[DATASET ENTRIES]:
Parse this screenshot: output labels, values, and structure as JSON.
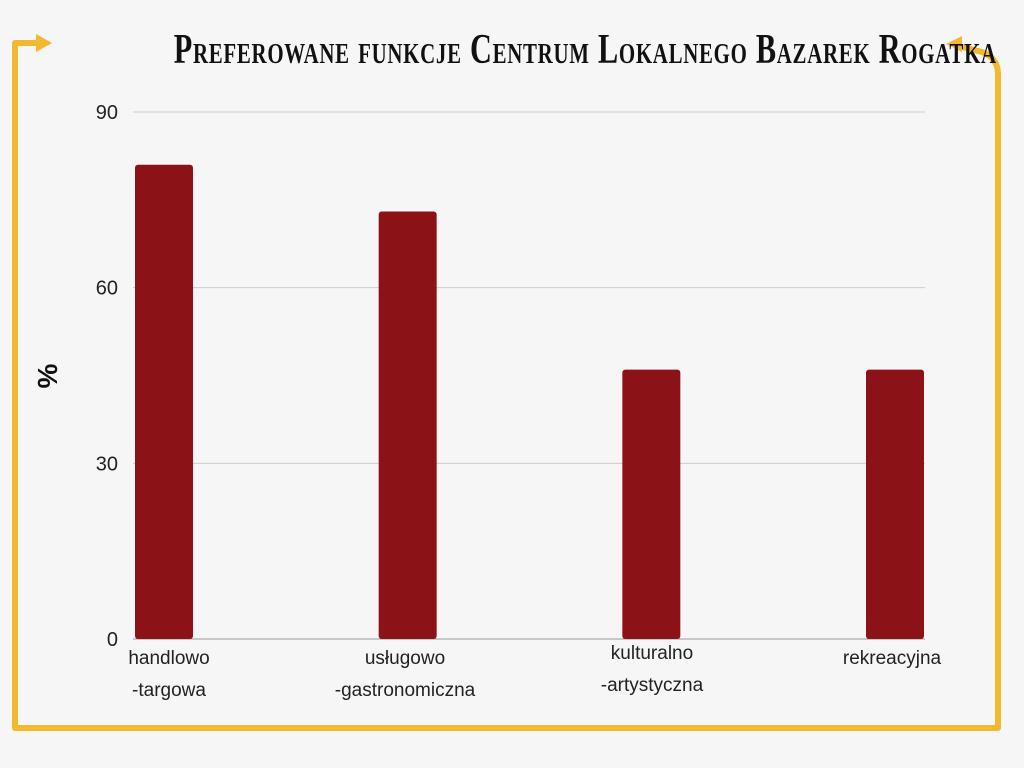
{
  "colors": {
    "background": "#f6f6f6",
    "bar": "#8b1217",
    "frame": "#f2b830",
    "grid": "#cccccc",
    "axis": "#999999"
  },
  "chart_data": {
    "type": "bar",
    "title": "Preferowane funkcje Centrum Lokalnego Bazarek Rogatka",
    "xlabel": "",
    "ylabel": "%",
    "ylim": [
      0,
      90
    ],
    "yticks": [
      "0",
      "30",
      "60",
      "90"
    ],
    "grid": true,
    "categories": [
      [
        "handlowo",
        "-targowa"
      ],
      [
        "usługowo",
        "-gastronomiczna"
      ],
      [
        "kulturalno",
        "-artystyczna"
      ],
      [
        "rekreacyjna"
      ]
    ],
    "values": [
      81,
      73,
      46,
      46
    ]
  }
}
==
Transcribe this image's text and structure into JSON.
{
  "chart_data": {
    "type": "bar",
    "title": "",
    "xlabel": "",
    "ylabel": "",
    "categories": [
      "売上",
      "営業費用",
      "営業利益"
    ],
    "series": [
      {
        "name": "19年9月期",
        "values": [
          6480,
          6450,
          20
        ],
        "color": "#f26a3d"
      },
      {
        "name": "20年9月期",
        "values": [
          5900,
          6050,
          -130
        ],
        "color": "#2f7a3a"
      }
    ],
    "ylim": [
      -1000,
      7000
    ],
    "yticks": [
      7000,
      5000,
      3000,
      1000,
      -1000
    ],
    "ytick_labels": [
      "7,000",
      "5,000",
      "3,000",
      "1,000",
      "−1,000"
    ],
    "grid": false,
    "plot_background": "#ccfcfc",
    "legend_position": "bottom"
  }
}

[YOUR OBJECTIVE]: Identify the lines of the entries containing the string "values". Copy each such line.

[SOLUTION TO THIS TASK]:
Parse this screenshot: output labels, values, and structure as JSON.
    "values": [
        "values": [
        "values": [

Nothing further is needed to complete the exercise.